Given problem => Will you transcribe the entries that follow, exactly and in full?

Data to process =>
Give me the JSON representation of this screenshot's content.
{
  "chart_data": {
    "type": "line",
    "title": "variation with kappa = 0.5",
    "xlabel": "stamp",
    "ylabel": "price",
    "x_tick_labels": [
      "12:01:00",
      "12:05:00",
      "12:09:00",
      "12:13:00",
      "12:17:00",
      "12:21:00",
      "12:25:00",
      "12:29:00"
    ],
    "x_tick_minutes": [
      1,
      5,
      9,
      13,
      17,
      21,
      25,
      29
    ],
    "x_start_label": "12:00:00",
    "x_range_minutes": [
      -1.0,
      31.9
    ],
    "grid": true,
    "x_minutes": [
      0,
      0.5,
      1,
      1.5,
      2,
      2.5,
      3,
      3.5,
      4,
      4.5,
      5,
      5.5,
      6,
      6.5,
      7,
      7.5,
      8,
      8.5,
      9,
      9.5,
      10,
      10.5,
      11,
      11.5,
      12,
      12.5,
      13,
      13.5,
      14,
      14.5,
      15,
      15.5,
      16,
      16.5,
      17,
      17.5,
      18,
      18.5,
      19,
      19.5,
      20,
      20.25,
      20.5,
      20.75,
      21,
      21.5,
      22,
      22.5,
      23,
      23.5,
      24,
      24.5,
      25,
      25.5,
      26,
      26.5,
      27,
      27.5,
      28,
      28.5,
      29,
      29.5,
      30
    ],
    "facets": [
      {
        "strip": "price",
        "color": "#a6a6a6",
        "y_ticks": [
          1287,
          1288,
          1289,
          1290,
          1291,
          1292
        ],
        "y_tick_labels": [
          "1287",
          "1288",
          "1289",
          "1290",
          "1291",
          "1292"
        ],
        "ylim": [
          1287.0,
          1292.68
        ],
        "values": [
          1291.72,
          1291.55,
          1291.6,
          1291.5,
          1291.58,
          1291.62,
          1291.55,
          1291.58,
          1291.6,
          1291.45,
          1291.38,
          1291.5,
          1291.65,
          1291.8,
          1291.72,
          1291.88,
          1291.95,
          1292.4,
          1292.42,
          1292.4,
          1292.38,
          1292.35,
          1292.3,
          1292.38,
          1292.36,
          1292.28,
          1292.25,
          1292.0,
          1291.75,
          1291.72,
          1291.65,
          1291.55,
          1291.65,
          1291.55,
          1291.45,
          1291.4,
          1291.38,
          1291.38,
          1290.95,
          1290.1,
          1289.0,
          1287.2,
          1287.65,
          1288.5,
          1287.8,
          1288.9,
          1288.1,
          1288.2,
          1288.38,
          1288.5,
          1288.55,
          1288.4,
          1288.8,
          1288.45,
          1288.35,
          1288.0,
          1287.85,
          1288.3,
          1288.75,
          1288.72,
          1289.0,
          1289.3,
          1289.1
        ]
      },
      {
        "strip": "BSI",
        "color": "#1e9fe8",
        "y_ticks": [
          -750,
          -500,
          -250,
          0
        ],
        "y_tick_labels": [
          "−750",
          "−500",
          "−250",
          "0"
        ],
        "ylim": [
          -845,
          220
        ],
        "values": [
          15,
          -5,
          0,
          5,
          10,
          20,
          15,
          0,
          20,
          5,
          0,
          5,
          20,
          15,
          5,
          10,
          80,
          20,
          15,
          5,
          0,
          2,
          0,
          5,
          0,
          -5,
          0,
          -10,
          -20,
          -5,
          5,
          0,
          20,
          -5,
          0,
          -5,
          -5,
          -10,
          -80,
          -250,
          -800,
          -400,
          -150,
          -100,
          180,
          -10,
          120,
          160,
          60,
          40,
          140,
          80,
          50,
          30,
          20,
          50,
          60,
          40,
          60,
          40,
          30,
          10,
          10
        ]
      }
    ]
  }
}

Full output =>
Give me the JSON representation of this screenshot's content.
{
  "chart_data": {
    "type": "line",
    "title": "variation with kappa = 0.5",
    "xlabel": "stamp",
    "ylabel": "price",
    "x_tick_labels": [
      "12:01:00",
      "12:05:00",
      "12:09:00",
      "12:13:00",
      "12:17:00",
      "12:21:00",
      "12:25:00",
      "12:29:00"
    ],
    "x_tick_minutes": [
      1,
      5,
      9,
      13,
      17,
      21,
      25,
      29
    ],
    "x_start_label": "12:00:00",
    "x_range_minutes": [
      -1.0,
      31.9
    ],
    "grid": true,
    "x_minutes": [
      0,
      0.5,
      1,
      1.5,
      2,
      2.5,
      3,
      3.5,
      4,
      4.5,
      5,
      5.5,
      6,
      6.5,
      7,
      7.5,
      8,
      8.5,
      9,
      9.5,
      10,
      10.5,
      11,
      11.5,
      12,
      12.5,
      13,
      13.5,
      14,
      14.5,
      15,
      15.5,
      16,
      16.5,
      17,
      17.5,
      18,
      18.5,
      19,
      19.5,
      20,
      20.25,
      20.5,
      20.75,
      21,
      21.5,
      22,
      22.5,
      23,
      23.5,
      24,
      24.5,
      25,
      25.5,
      26,
      26.5,
      27,
      27.5,
      28,
      28.5,
      29,
      29.5,
      30
    ],
    "facets": [
      {
        "strip": "price",
        "color": "#a6a6a6",
        "y_ticks": [
          1287,
          1288,
          1289,
          1290,
          1291,
          1292
        ],
        "y_tick_labels": [
          "1287",
          "1288",
          "1289",
          "1290",
          "1291",
          "1292"
        ],
        "ylim": [
          1287.0,
          1292.68
        ],
        "values": [
          1291.72,
          1291.55,
          1291.6,
          1291.5,
          1291.58,
          1291.62,
          1291.55,
          1291.58,
          1291.6,
          1291.45,
          1291.38,
          1291.5,
          1291.65,
          1291.8,
          1291.72,
          1291.88,
          1291.95,
          1292.4,
          1292.42,
          1292.4,
          1292.38,
          1292.35,
          1292.3,
          1292.38,
          1292.36,
          1292.28,
          1292.25,
          1292.0,
          1291.75,
          1291.72,
          1291.65,
          1291.55,
          1291.65,
          1291.55,
          1291.45,
          1291.4,
          1291.38,
          1291.38,
          1290.95,
          1290.1,
          1289.0,
          1287.2,
          1287.65,
          1288.5,
          1287.8,
          1288.9,
          1288.1,
          1288.2,
          1288.38,
          1288.5,
          1288.55,
          1288.4,
          1288.8,
          1288.45,
          1288.35,
          1288.0,
          1287.85,
          1288.3,
          1288.75,
          1288.72,
          1289.0,
          1289.3,
          1289.1
        ]
      },
      {
        "strip": "BSI",
        "color": "#1e9fe8",
        "y_ticks": [
          -750,
          -500,
          -250,
          0
        ],
        "y_tick_labels": [
          "−750",
          "−500",
          "−250",
          "0"
        ],
        "ylim": [
          -845,
          220
        ],
        "values": [
          15,
          -5,
          0,
          5,
          10,
          20,
          15,
          0,
          20,
          5,
          0,
          5,
          20,
          15,
          5,
          10,
          80,
          20,
          15,
          5,
          0,
          2,
          0,
          5,
          0,
          -5,
          0,
          -10,
          -20,
          -5,
          5,
          0,
          20,
          -5,
          0,
          -5,
          -5,
          -10,
          -80,
          -250,
          -800,
          -400,
          -150,
          -100,
          180,
          -10,
          120,
          160,
          60,
          40,
          140,
          80,
          50,
          30,
          20,
          50,
          60,
          40,
          60,
          40,
          30,
          10,
          10
        ]
      }
    ]
  }
}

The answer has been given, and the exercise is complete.